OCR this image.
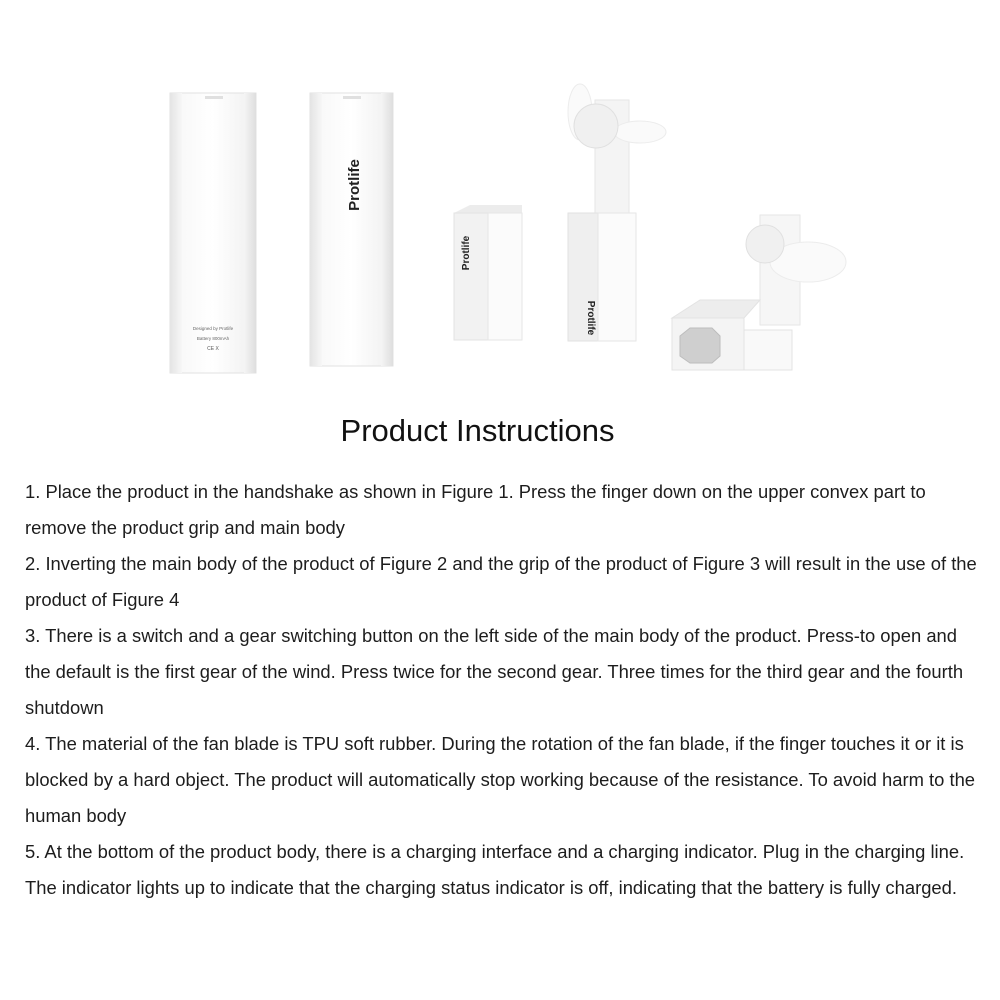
Designed by Protlife
Battery 800mAh
CE X
Protlife
Protlife
Protlife
Product Instructions
1. Place the product in the handshake as shown in Figure 1. Press the finger down on the upper convex part to remove the product grip and main body
2. Inverting the main body of the product of Figure 2 and the grip of the product of Figure 3 will result in the use of the product of Figure 4
3. There is a switch and a gear switching button on the left side of the main body of the product. Press-to open and the default is the first gear of the wind. Press twice for the second gear. Three times for the third gear and the fourth shutdown
4. The material of the fan blade is TPU soft rubber. During the rotation of the fan blade, if the finger touches it or it is blocked by a hard object. The product will automatically stop working because of the resistance. To avoid harm to the human body
5. At the bottom of the product body, there is a charging interface and a charging indicator. Plug in the charging line. The indicator lights up to indicate that the charging status indicator is off, indicating that the battery is fully charged.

- - -

▶ [What to work on]
Reproduce each line of the records exactly, and omit every picture.

▶ [Full output]
OCR this image.
Designed by Protlife
Battery 800mAh
CE X
Protlife
Protlife
Protlife
Product Instructions
1. Place the product in the handshake as shown in Figure 1. Press the finger down on the upper convex part to remove the product grip and main body
2. Inverting the main body of the product of Figure 2 and the grip of the product of Figure 3 will result in the use of the product of Figure 4
3. There is a switch and a gear switching button on the left side of the main body of the product. Press-to open and the default is the first gear of the wind. Press twice for the second gear. Three times for the third gear and the fourth shutdown
4. The material of the fan blade is TPU soft rubber. During the rotation of the fan blade, if the finger touches it or it is blocked by a hard object. The product will automatically stop working because of the resistance. To avoid harm to the human body
5. At the bottom of the product body, there is a charging interface and a charging indicator. Plug in the charging line. The indicator lights up to indicate that the charging status indicator is off, indicating that the battery is fully charged.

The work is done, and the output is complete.